Wherever the word "detached" appears in the entries, copy the whole line.

**Records to use**
Start

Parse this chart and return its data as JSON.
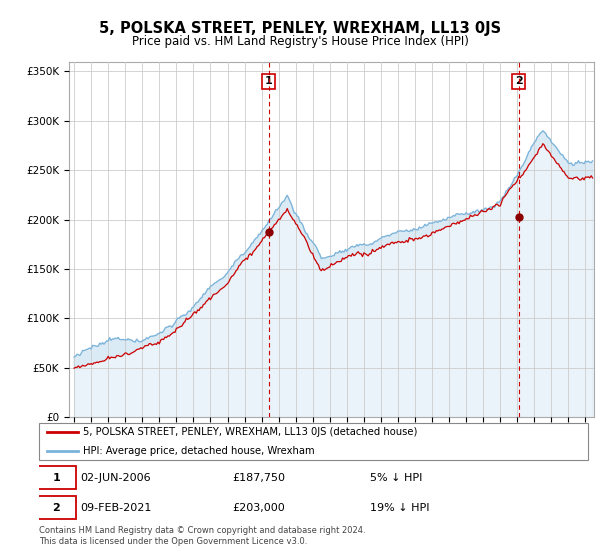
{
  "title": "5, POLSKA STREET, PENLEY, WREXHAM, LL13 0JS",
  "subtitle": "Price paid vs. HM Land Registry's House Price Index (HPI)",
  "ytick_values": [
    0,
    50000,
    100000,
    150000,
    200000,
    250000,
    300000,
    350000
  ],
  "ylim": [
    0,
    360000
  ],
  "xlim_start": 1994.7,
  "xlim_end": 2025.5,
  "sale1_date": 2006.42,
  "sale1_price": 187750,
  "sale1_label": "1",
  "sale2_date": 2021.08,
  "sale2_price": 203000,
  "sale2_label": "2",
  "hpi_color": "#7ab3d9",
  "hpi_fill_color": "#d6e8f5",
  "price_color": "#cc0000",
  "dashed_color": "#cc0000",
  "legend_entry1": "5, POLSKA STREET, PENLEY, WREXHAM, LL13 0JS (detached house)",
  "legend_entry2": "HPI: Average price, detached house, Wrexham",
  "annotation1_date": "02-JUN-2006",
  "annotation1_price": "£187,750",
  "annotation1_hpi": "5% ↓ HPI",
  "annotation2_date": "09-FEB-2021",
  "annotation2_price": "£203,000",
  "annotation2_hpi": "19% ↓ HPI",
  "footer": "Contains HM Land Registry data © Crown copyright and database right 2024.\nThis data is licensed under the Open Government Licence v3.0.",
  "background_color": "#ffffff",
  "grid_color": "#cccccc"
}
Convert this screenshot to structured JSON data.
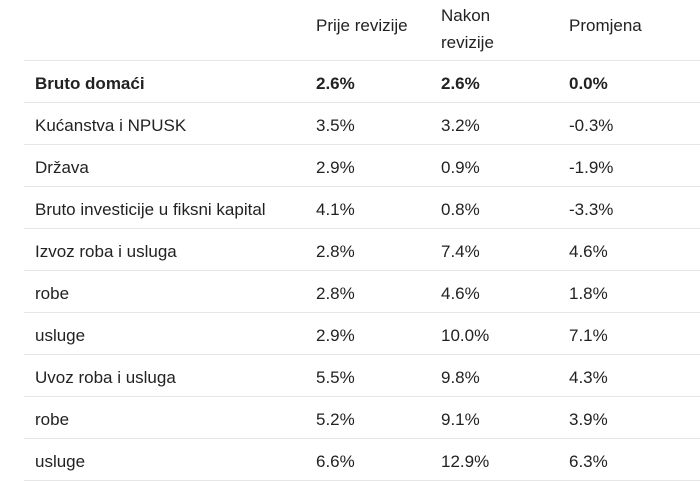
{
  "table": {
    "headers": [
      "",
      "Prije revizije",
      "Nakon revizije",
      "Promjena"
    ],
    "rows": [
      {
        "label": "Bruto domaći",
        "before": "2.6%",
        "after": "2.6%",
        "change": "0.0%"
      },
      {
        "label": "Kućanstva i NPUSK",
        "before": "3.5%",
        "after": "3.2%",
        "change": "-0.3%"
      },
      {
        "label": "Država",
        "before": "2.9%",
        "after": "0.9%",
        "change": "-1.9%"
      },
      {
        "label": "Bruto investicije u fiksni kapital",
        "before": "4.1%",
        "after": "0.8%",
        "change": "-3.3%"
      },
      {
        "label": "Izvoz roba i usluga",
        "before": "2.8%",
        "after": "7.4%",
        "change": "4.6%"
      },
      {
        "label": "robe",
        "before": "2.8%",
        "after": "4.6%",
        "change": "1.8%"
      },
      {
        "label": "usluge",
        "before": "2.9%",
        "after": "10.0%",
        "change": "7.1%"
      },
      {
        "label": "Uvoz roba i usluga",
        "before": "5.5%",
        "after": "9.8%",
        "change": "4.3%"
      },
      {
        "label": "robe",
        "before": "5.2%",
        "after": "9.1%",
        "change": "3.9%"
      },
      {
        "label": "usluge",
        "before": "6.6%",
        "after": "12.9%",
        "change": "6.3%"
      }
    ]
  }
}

End

**Written response**
  "legend_entry1": "5, POLSKA STREET, PENLEY, WREXHAM, LL13 0JS (detached house)",
  "legend_entry2": "HPI: Average price, detached house, Wrexham",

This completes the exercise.